EXERCISE DIRECTIONS.
Return only the number of lines in the material below holding the string "Bonn".

DATASET RECORDS.
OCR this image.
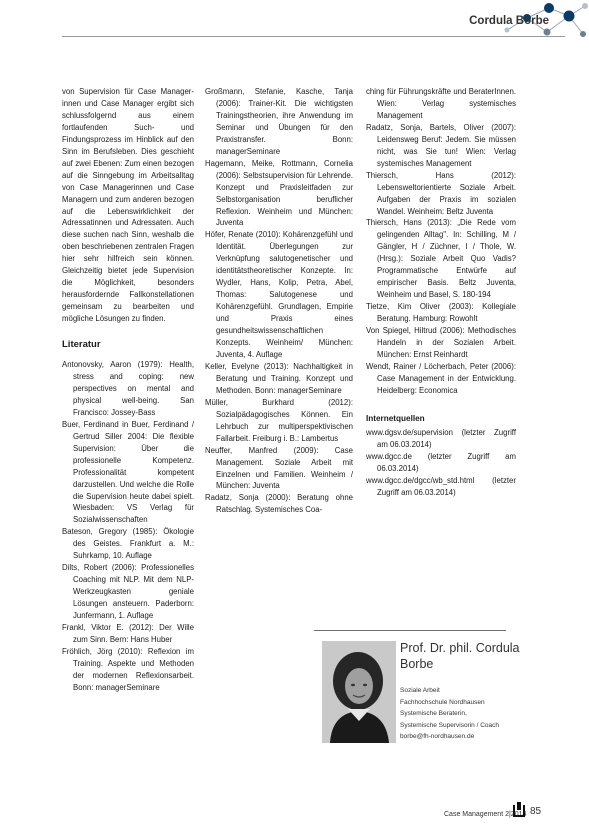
Cordula Borbe

von Supervision für Case Manager-innen und Case Manager ergibt sich schlussfolgernd aus einem fortlaufenden Such- und Findungsprozess im Hinblick auf den Sinn im Berufsleben. Dies geschieht auf zwei Ebenen: Zum einen bezogen auf die Sinngebung im Arbeitsalltag von Case Managerinnen und Case Managern und zum anderen bezogen auf die Lebenswirklichkeit der Adressatinnen und Adressaten. Auch diese suchen nach Sinn, weshalb die oben beschriebenen zentralen Fragen hier sehr hilfreich sein können. Gleichzeitig bietet jede Supervision die Möglichkeit, besonders herausfordernde Fallkonstellationen gemeinsam zu bearbeiten und mögliche Lösungen zu finden.

Literatur

Antonovsky, Aaron (1979): Health, stress and coping: new perspectives on mental and physical well-being. San Francisco: Jossey-Bass

Buer, Ferdinand in Buer, Ferdinand / Gertrud Siller 2004: Die flexible Supervision: Über die professionelle Kompetenz. Professionalität kompetent darzustellen. Und welche die Rolle die Supervision heute dabei spielt. Wiesbaden: VS Verlag für Sozialwissenschaften

Bateson, Gregory (1985): Ökologie des Geistes. Frankfurt a. M.: Suhrkamp, 10. Auflage

Dilts, Robert (2006): Professionelles Coaching mit NLP. Mit dem NLP-Werkzeugkasten geniale Lösungen ansteuern. Paderborn: Junfermann, 1. Auflage

Frankl, Viktor E. (2012): Der Wille zum Sinn. Bern: Hans Huber

Fröhlich, Jörg (2010): Reflexion im Training. Aspekte und Methoden der modernen Reflexionsarbeit. Bonn: managerSeminare

Großmann, Stefanie, Kasche, Tanja (2006): Trainer-Kit. Die wichtigsten Trainingstheorien, ihre Anwendung im Seminar und Übungen für den Praxistransfer. Bonn: managerSeminare

Hagemann, Meike, Rottmann, Cornelia (2006): Selbstsupervision für Lehrende. Konzept und Praxisleitfaden zur Selbstorganisation beruflicher Reflexion. Weinheim und München: Juventa

Höfer, Renate (2010): Kohärenzgefühl und Identität. Überlegungen zur Verknüpfung salutogenetischer und identitätstheoretischer Konzepte. In: Wydler, Hans, Kolip, Petra, Abel, Thomas: Salutogenese und Kohärenzgefühl. Grundlagen, Empirie und Praxis eines gesundheitswissenschaftlichen Konzepts. Weinheim/ München: Juventa, 4. Auflage

Keller, Evelyne (2013): Nachhaltigkeit in Beratung und Training. Konzept und Methoden. Bonn: managerSeminare

Müller, Burkhard (2012): Sozialpädagogisches Können. Ein Lehrbuch zur multiperspektivischen Fallarbeit. Freiburg i. B.: Lambertus

Neuffer, Manfred (2009): Case Management. Soziale Arbeit mit Einzelnen und Familien. Weinheim / München: Juventa

Radatz, Sonja (2000): Beratung ohne Ratschlag. Systemisches Coa-

ching für Führungskräfte und BeraterInnen. Wien: Verlag systemisches Management

Radatz, Sonja, Bartels, Oliver (2007): Leidensweg Beruf: Jedem. Sie müssen nicht, was Sie tun! Wien: Verlag systemisches Management

Thiersch, Hans (2012): Lebensweltorientierte Soziale Arbeit. Aufgaben der Praxis im sozialen Wandel. Weinheim: Beltz Juventa

Thiersch, Hans (2013): „Die Rede vom gelingenden Alltag". In: Schilling, M / Gängler, H / Züchner, I / Thole, W. (Hrsg.): Soziale Arbeit Quo Vadis? Programmatische Entwürfe auf empirischer Basis. Beltz Juventa, Weinheim und Basel, S. 180-194

Tietze, Kim Oliver (2003): Kollegiale Beratung. Hamburg: Rowohlt

Von Spiegel, Hiltrud (2006): Methodisches Handeln in der Sozialen Arbeit. München: Ernst Reinhardt

Wendt, Rainer / Löcherbach, Peter (2006): Case Management in der Entwicklung. Heidelberg: Economica

Internetquellen

www.dgsv.de/supervision (letzter Zugriff am 06.03.2014)

www.dgcc.de (letzter Zugriff am 06.03.2014)

www.dgcc.de/dgcc/wb_std.html (letzter Zugriff am 06.03.2014)

Prof. Dr. phil. Cordula Borbe
Soziale Arbeit
Fachhochschule Nordhausen
Systemische Beraterin,
Systemische Supervisorin / Coach
borbe@fh-nordhausen.de
Case Management 2|2014 85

ANSWER BELOW.
3